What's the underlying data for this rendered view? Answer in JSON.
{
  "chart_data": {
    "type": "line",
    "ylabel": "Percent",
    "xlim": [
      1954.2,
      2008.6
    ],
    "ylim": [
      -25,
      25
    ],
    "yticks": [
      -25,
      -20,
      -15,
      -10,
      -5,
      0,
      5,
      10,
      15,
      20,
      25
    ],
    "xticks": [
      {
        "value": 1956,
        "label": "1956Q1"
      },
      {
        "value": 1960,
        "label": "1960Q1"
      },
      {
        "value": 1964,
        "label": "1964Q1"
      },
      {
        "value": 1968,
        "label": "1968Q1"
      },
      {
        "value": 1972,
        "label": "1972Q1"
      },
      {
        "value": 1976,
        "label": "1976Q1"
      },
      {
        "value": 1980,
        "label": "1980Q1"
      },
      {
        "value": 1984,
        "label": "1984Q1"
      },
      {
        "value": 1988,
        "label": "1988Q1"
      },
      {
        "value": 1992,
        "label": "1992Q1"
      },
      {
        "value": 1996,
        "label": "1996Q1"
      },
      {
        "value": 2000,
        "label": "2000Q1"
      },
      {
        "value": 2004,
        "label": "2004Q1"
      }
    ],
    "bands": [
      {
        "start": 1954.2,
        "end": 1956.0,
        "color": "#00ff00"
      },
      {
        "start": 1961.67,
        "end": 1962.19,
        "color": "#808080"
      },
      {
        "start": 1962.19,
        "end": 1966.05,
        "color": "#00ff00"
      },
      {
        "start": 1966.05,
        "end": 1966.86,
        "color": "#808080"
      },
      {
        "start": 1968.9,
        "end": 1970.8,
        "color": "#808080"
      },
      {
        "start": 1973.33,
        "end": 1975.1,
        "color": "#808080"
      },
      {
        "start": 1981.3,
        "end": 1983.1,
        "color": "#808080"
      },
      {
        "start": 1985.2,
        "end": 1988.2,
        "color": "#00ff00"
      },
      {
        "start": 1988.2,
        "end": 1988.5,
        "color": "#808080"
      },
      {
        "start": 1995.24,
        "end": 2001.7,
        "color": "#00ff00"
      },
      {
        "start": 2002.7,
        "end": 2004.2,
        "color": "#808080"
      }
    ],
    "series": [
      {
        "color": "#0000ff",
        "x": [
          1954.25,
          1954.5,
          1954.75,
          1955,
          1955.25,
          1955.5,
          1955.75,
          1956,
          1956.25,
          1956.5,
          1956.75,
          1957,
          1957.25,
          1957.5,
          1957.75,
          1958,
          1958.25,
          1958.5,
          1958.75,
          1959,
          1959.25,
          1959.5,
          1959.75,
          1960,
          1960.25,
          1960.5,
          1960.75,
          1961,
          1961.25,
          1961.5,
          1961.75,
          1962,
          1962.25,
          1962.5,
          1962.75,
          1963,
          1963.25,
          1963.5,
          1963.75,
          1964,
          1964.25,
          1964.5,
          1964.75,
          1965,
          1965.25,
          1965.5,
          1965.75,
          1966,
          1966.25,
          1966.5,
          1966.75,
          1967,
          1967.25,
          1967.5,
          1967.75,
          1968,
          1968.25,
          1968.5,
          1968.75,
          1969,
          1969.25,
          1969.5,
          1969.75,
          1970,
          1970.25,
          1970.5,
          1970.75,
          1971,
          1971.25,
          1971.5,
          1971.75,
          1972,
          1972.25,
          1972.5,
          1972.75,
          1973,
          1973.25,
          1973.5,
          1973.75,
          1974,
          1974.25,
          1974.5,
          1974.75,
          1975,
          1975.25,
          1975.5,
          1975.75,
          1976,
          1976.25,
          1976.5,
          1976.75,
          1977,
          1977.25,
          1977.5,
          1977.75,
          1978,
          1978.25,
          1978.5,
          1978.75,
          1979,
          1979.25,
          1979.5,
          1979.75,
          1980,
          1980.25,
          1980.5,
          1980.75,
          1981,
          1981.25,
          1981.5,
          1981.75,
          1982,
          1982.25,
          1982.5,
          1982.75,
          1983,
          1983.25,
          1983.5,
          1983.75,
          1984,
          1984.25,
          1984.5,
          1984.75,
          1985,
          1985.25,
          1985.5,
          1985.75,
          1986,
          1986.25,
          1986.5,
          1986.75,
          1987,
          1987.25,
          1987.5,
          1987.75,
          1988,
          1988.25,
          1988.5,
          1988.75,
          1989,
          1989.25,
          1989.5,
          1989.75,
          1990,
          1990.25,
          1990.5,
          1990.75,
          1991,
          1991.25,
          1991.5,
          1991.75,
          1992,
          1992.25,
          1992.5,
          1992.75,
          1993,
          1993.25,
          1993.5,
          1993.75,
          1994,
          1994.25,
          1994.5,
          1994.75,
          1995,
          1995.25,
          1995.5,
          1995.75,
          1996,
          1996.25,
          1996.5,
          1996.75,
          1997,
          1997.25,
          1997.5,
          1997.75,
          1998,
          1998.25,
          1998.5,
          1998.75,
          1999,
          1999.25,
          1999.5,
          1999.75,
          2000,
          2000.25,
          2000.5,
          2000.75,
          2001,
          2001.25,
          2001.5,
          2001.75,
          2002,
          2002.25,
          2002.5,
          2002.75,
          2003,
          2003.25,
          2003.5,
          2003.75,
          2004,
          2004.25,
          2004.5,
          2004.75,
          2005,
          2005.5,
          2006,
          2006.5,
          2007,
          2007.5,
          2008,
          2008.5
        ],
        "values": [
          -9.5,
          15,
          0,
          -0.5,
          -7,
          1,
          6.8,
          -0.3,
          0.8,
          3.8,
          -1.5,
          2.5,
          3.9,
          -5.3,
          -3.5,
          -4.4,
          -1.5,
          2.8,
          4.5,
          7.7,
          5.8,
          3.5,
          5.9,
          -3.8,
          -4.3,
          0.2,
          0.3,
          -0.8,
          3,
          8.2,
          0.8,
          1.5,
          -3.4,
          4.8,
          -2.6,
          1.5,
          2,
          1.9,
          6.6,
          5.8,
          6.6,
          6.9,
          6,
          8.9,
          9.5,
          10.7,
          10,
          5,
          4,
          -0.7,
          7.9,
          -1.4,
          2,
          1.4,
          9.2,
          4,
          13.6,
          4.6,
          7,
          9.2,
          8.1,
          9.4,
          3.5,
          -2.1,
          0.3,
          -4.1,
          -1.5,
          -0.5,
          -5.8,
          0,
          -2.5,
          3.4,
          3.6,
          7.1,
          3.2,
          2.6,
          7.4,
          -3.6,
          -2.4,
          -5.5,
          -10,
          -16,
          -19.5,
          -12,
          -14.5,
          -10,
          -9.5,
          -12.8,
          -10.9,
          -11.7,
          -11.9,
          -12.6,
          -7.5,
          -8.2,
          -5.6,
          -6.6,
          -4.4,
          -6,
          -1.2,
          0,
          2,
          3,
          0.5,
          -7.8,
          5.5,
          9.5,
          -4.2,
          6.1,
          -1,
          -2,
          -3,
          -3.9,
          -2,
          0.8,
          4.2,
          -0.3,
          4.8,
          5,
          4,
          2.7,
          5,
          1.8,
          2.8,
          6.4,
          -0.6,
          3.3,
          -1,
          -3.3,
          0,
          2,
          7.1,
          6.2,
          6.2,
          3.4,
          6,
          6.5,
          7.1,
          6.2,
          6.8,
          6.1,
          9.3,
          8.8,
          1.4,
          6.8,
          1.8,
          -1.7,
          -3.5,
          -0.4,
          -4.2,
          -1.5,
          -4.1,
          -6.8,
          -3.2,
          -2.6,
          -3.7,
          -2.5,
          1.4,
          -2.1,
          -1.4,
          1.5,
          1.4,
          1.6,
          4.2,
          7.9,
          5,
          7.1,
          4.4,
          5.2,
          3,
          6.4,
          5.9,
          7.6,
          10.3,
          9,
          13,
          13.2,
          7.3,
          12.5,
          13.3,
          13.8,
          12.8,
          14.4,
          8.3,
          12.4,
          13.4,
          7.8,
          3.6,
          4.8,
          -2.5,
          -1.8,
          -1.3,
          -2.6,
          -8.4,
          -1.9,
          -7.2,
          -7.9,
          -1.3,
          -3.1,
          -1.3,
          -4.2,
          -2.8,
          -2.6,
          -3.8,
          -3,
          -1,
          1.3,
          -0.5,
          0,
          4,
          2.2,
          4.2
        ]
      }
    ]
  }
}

........

▸ **Exercise objective**
Pull every line containing "start" out of the data above.

▸ **Written answer**
        "start": 1954.2,
        "start": 1961.67,
        "start": 1962.19,
        "start": 1966.05,
        "start": 1968.9,
        "start": 1973.33,
        "start": 1981.3,
        "start": 1985.2,
        "start": 1988.2,
        "start": 1995.24,
        "start": 2002.7,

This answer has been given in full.